Rows:
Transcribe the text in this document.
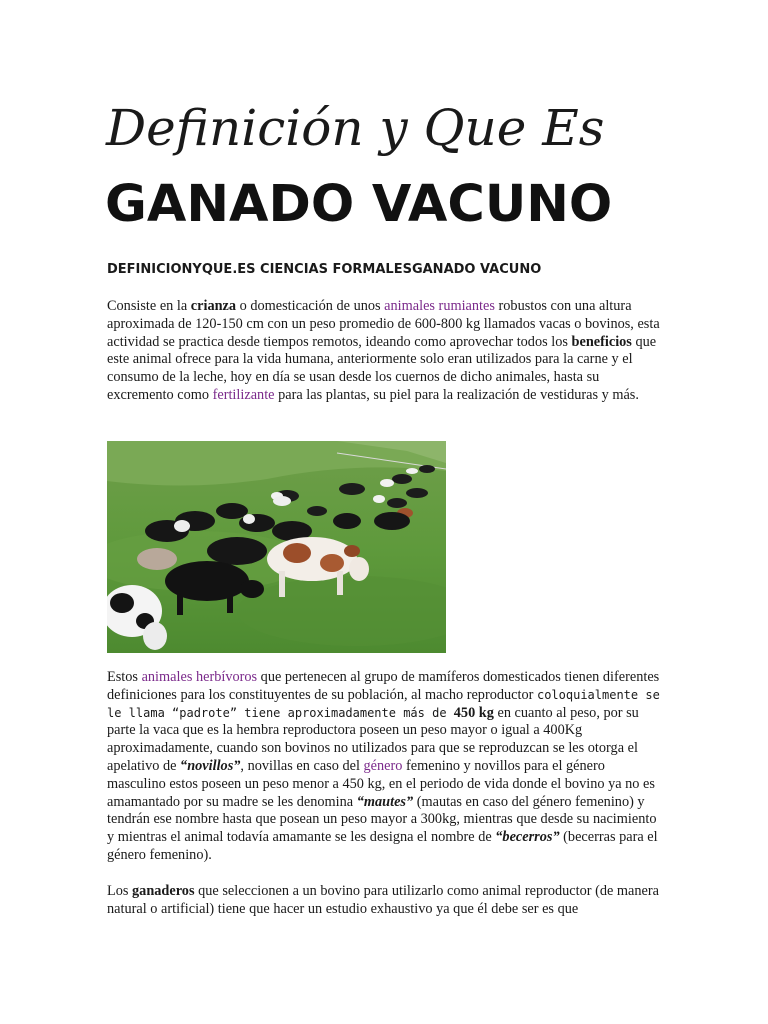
Definición y Que Es
GANADO VACUNO

DEFINICIONYQUE.ES CIENCIAS FORMALESGANADO VACUNO

Consiste en la crianza o domesticación de unos animales rumiantes robustos con una altura aproximada de 120-150 cm con un peso promedio de 600-800 kg llamados vacas o bovinos, esta actividad se practica desde tiempos remotos, ideando como aprovechar todos los beneficios que este animal ofrece para la vida humana, anteriormente solo eran utilizados para la carne y el consumo de la leche, hoy en día se usan desde los cuernos de dicho animales, hasta su excremento como fertilizante para las plantas, su piel para la realización de vestiduras y más.

Estos animales herbívoros que pertenecen al grupo de mamíferos domesticados tienen diferentes definiciones para los constituyentes de su población, al macho reproductor coloquialmente se le llama “padrote” tiene aproximadamente más de 450 kg en cuanto al peso, por su parte la vaca que es la hembra reproductora poseen un peso mayor o igual a 400Kg aproximadamente, cuando son bovinos no utilizados para que se reproduzcan se les otorga el apelativo de “novillos”, novillas en caso del género femenino y novillos para el género masculino estos poseen un peso menor a 450 kg, en el periodo de vida donde el bovino ya no es amamantado por su madre se les denomina “mautes” (mautas en caso del género femenino) y tendrán ese nombre hasta que posean un peso mayor a 300kg, mientras que desde su nacimiento y mientras el animal todavía amamante se les designa el nombre de “becerros” (becerras para el género femenino).

Los ganaderos que seleccionen a un bovino para utilizarlo como animal reproductor (de manera natural o artificial) tiene que hacer un estudio exhaustivo ya que él debe ser es que
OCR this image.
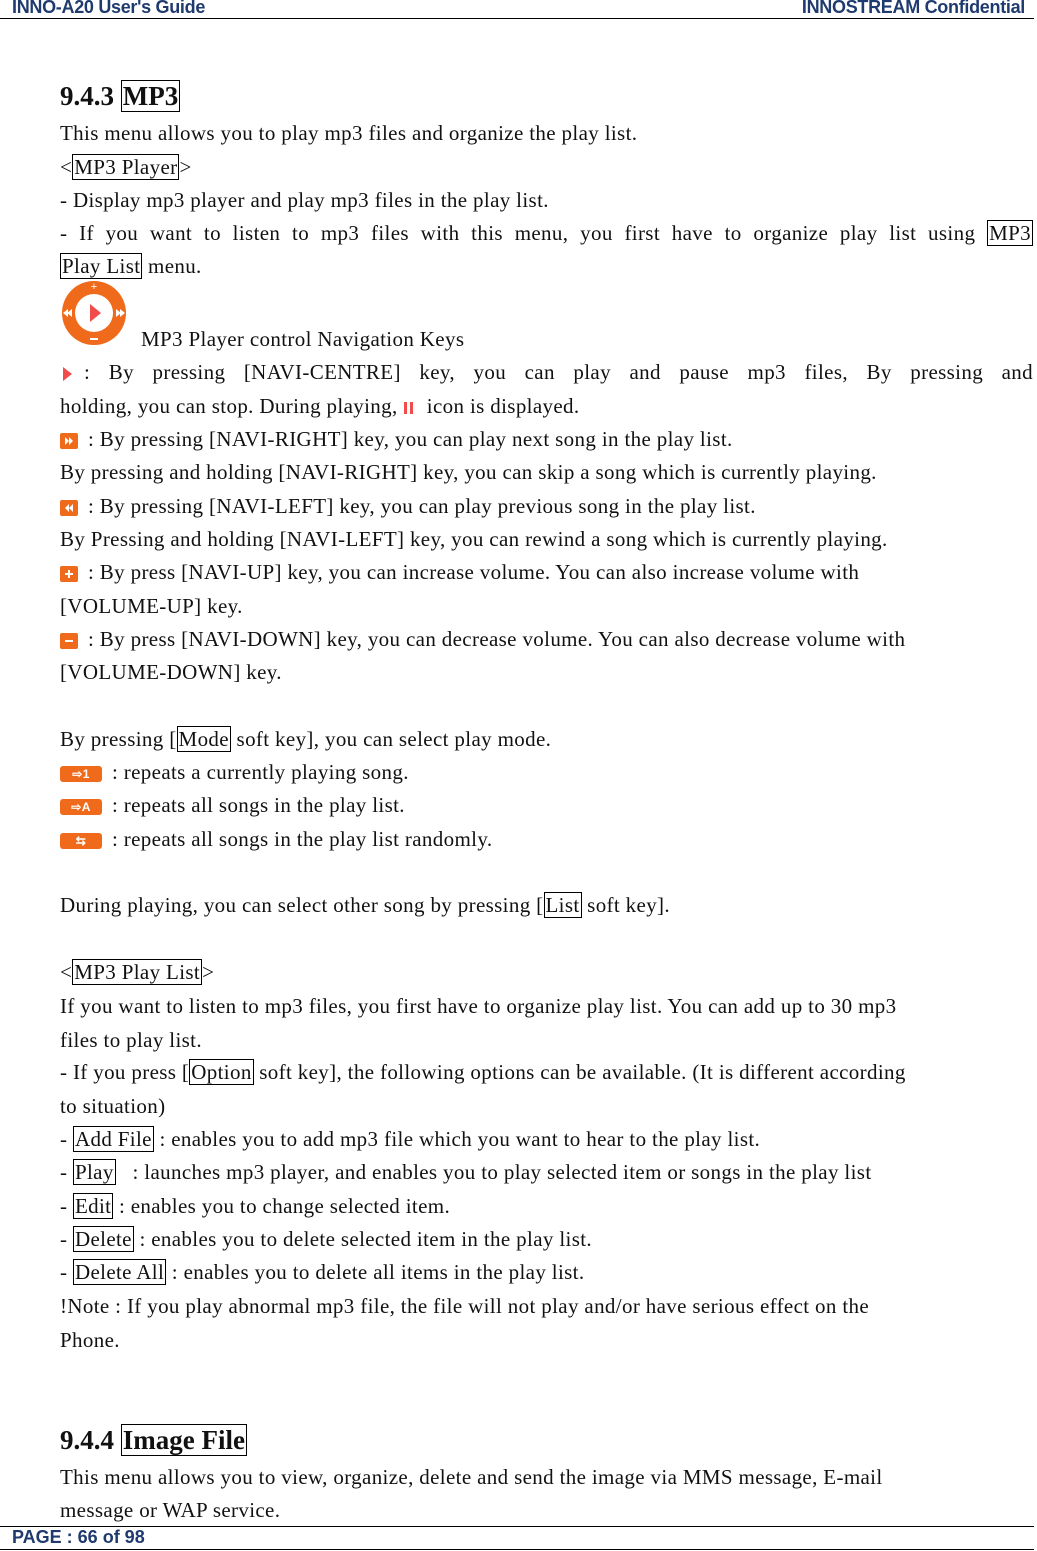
INNO-A20 User's Guide	INNOSTREAM Confidential
9.4.3 MP3
This menu allows you to play mp3 files and organize the play list.
<MP3 Player>
- Display mp3 player and play mp3 files in the play list.
- If you want to listen to mp3 files with this menu, you first have to organize play list using MP3
Play List menu.
+
MP3 Player control Navigation Keys
: By pressing [NAVI-CENTRE] key, you can play and pause mp3 files, By pressing and
holding, you can stop. During playing,  icon is displayed.
: By pressing [NAVI-RIGHT] key, you can play next song in the play list.
By pressing and holding [NAVI-RIGHT] key, you can skip a song which is currently playing.
: By pressing [NAVI-LEFT] key, you can play previous song in the play list.
By Pressing and holding [NAVI-LEFT] key, you can rewind a song which is currently playing.
: By press [NAVI-UP] key, you can increase volume. You can also increase volume with
[VOLUME-UP] key.
: By press [NAVI-DOWN] key, you can decrease volume. You can also decrease volume with
[VOLUME-DOWN] key.
By pressing [Mode soft key], you can select play mode.
⇨1 : repeats a currently playing song.
⇨A : repeats all songs in the play list.
⇆ : repeats all songs in the play list randomly.
During playing, you can select other song by pressing [List soft key].
<MP3 Play List>
If you want to listen to mp3 files, you first have to organize play list. You can add up to 30 mp3
files to play list.
- If you press [Option soft key], the following options can be available. (It is different according
to situation)
- Add File : enables you to add mp3 file which you want to hear to the play list.
- Play   : launches mp3 player, and enables you to play selected item or songs in the play list
- Edit : enables you to change selected item.
- Delete : enables you to delete selected item in the play list.
- Delete All : enables you to delete all items in the play list.
!Note : If you play abnormal mp3 file, the file will not play and/or have serious effect on the
Phone.
9.4.4 Image File
This menu allows you to view, organize, delete and send the image via MMS message, E-mail
message or WAP service.
PAGE : 66 of 98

Requirement: Transcribe the listing in full and omit the pictures.

Answer in full:
Transcribe the text in this document.
Definición y Que Es
GANADO VACUNO

DEFINICIONYQUE.ES CIENCIAS FORMALESGANADO VACUNO

Consiste en la crianza o domesticación de unos animales rumiantes robustos con una altura aproximada de 120-150 cm con un peso promedio de 600-800 kg llamados vacas o bovinos, esta actividad se practica desde tiempos remotos, ideando como aprovechar todos los beneficios que este animal ofrece para la vida humana, anteriormente solo eran utilizados para la carne y el consumo de la leche, hoy en día se usan desde los cuernos de dicho animales, hasta su excremento como fertilizante para las plantas, su piel para la realización de vestiduras y más.

Estos animales herbívoros que pertenecen al grupo de mamíferos domesticados tienen diferentes definiciones para los constituyentes de su población, al macho reproductor coloquialmente se le llama “padrote” tiene aproximadamente más de 450 kg en cuanto al peso, por su parte la vaca que es la hembra reproductora poseen un peso mayor o igual a 400Kg aproximadamente, cuando son bovinos no utilizados para que se reproduzcan se les otorga el apelativo de “novillos”, novillas en caso del género femenino y novillos para el género masculino estos poseen un peso menor a 450 kg, en el periodo de vida donde el bovino ya no es amamantado por su madre se les denomina “mautes” (mautas en caso del género femenino) y tendrán ese nombre hasta que posean un peso mayor a 300kg, mientras que desde su nacimiento y mientras el animal todavía amamante se les designa el nombre de “becerros” (becerras para el género femenino).

Los ganaderos que seleccionen a un bovino para utilizarlo como animal reproductor (de manera natural o artificial) tiene que hacer un estudio exhaustivo ya que él debe ser es que
OCR this image.
INNO-A20 User's Guide	INNOSTREAM Confidential
9.4.3 MP3
This menu allows you to play mp3 files and organize the play list.
<MP3 Player>
- Display mp3 player and play mp3 files in the play list.
- If you want to listen to mp3 files with this menu, you first have to organize play list using MP3
Play List menu.
+
MP3 Player control Navigation Keys
: By pressing [NAVI-CENTRE] key, you can play and pause mp3 files, By pressing and
holding, you can stop. During playing,  icon is displayed.
: By pressing [NAVI-RIGHT] key, you can play next song in the play list.
By pressing and holding [NAVI-RIGHT] key, you can skip a song which is currently playing.
: By pressing [NAVI-LEFT] key, you can play previous song in the play list.
By Pressing and holding [NAVI-LEFT] key, you can rewind a song which is currently playing.
: By press [NAVI-UP] key, you can increase volume. You can also increase volume with
[VOLUME-UP] key.
: By press [NAVI-DOWN] key, you can decrease volume. You can also decrease volume with
[VOLUME-DOWN] key.
By pressing [Mode soft key], you can select play mode.
⇨1 : repeats a currently playing song.
⇨A : repeats all songs in the play list.
⇆ : repeats all songs in the play list randomly.
During playing, you can select other song by pressing [List soft key].
<MP3 Play List>
If you want to listen to mp3 files, you first have to organize play list. You can add up to 30 mp3
files to play list.
- If you press [Option soft key], the following options can be available. (It is different according
to situation)
- Add File : enables you to add mp3 file which you want to hear to the play list.
- Play   : launches mp3 player, and enables you to play selected item or songs in the play list
- Edit : enables you to change selected item.
- Delete : enables you to delete selected item in the play list.
- Delete All : enables you to delete all items in the play list.
!Note : If you play abnormal mp3 file, the file will not play and/or have serious effect on the
Phone.
9.4.4 Image File
This menu allows you to view, organize, delete and send the image via MMS message, E-mail
message or WAP service.
PAGE : 66 of 98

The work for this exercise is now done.